- _Exercise prompt_: Across the listing below, how many lines hold "this"? Reply with the number by itself.

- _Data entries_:
>> BEGIN
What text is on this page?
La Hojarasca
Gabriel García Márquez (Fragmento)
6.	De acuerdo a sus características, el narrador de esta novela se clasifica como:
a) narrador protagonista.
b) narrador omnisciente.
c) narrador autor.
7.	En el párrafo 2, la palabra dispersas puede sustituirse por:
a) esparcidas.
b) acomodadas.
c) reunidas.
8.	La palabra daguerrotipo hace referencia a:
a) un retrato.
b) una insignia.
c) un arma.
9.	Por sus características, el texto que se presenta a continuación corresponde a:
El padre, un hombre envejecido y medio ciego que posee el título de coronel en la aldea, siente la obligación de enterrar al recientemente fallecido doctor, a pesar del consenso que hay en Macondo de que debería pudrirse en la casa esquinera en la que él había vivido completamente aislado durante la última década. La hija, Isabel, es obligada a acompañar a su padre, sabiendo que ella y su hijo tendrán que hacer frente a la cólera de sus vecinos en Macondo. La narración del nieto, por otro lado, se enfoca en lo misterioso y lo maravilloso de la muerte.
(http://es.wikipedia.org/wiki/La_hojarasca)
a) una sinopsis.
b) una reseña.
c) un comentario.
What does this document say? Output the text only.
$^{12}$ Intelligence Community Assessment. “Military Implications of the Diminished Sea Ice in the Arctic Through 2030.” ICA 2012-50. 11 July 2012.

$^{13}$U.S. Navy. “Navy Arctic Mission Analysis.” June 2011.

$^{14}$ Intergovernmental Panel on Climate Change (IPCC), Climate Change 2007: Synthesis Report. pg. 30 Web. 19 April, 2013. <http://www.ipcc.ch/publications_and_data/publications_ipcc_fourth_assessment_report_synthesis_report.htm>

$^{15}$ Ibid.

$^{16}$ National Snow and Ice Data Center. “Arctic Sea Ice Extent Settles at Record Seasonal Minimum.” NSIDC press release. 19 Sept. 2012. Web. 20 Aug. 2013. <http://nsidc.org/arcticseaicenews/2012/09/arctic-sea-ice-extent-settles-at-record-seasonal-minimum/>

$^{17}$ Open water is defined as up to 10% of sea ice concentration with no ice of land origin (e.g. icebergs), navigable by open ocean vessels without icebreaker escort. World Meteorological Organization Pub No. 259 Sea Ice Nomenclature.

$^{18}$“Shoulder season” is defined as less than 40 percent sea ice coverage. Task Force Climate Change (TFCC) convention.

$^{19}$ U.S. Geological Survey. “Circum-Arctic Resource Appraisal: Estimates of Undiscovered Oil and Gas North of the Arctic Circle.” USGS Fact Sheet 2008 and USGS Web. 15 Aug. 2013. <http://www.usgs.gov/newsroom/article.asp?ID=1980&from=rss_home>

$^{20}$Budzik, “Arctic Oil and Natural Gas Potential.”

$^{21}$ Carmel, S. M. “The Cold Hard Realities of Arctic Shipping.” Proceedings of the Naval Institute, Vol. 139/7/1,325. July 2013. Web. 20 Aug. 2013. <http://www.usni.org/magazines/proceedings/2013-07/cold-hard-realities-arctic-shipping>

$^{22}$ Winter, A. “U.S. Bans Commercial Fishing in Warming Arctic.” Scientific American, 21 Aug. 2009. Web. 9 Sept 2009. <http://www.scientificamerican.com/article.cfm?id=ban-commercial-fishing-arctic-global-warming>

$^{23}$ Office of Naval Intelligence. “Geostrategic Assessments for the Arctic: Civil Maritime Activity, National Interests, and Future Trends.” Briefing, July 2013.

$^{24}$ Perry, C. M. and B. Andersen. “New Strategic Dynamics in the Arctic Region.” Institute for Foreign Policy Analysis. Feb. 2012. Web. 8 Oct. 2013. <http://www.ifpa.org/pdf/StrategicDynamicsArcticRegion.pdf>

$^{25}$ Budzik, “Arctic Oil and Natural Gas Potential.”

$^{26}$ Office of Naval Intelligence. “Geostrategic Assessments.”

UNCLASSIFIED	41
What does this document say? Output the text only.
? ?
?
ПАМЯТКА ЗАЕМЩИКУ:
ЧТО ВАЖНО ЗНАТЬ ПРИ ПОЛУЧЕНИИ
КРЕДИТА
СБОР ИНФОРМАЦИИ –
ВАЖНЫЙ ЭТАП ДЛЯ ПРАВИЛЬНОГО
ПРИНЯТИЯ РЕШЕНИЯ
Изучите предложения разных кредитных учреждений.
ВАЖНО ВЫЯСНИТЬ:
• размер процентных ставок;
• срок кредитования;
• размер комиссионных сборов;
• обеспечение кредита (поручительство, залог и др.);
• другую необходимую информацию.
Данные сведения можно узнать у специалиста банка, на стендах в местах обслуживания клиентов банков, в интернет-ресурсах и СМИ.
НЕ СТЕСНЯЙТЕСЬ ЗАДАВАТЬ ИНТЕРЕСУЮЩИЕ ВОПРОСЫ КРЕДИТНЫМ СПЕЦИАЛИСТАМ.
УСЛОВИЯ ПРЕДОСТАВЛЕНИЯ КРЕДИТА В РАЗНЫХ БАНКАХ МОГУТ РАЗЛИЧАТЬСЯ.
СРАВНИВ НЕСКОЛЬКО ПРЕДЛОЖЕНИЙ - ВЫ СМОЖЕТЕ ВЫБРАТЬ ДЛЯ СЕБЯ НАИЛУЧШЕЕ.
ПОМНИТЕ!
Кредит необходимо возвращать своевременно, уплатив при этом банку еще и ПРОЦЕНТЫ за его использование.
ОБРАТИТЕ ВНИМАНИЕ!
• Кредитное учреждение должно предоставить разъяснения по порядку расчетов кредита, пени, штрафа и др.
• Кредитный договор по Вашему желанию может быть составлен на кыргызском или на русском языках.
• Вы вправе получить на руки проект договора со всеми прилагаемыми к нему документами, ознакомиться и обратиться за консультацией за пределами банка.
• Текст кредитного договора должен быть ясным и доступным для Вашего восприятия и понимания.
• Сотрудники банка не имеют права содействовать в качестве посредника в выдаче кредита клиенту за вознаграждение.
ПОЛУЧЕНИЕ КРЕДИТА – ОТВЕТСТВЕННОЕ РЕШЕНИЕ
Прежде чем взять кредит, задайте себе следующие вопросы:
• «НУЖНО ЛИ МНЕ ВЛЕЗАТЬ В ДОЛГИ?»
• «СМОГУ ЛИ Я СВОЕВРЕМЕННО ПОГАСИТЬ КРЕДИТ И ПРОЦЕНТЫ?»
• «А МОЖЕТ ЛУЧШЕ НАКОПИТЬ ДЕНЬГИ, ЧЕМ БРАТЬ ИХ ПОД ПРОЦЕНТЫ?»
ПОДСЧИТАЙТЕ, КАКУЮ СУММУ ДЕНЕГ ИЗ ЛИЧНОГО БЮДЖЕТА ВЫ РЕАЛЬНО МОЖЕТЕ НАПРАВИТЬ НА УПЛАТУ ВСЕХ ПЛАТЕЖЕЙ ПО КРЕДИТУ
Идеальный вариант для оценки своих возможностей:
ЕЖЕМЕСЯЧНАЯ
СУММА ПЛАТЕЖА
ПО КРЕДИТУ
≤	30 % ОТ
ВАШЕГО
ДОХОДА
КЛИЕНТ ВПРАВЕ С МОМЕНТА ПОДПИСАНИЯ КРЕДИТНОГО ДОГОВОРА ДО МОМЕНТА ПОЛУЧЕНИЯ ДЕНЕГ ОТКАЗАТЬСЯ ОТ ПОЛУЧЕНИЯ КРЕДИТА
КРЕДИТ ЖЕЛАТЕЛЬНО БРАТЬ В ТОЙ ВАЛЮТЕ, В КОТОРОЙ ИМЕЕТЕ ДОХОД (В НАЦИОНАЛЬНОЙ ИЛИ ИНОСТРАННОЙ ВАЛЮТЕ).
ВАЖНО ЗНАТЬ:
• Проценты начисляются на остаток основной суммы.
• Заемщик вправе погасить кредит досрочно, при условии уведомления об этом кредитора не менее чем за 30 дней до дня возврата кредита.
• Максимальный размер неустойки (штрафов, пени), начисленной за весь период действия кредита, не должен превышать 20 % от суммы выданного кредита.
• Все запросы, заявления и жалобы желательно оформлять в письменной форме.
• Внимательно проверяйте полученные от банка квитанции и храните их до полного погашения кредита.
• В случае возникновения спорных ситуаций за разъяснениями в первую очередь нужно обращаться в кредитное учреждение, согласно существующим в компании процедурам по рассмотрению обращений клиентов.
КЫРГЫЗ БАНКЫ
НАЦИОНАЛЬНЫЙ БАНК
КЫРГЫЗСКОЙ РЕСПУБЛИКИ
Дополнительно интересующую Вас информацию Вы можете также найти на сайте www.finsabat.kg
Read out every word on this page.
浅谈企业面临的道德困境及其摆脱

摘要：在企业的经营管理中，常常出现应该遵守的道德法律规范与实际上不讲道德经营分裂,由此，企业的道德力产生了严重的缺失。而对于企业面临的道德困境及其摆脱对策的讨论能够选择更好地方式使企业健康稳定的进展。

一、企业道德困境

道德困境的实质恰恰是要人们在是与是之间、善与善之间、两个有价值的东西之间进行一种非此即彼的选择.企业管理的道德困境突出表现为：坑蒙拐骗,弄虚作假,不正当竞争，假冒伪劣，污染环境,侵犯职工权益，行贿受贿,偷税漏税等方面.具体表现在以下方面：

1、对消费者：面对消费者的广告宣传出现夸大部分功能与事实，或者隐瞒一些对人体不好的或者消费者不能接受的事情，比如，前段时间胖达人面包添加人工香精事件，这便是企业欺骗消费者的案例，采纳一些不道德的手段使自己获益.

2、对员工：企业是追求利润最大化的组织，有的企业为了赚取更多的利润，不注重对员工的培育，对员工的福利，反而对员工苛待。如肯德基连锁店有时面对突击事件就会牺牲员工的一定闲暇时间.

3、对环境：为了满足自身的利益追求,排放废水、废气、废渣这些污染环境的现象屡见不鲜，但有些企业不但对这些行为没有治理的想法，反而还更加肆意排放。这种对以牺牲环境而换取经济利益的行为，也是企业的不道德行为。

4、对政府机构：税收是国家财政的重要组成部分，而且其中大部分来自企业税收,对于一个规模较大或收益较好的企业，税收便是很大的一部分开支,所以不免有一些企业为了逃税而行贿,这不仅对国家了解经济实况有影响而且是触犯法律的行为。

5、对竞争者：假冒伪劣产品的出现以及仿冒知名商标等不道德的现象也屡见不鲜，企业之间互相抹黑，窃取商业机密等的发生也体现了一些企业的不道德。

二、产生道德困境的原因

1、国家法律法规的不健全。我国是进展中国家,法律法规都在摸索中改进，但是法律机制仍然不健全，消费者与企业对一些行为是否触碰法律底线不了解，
>> END
- _Exercise answer_: 4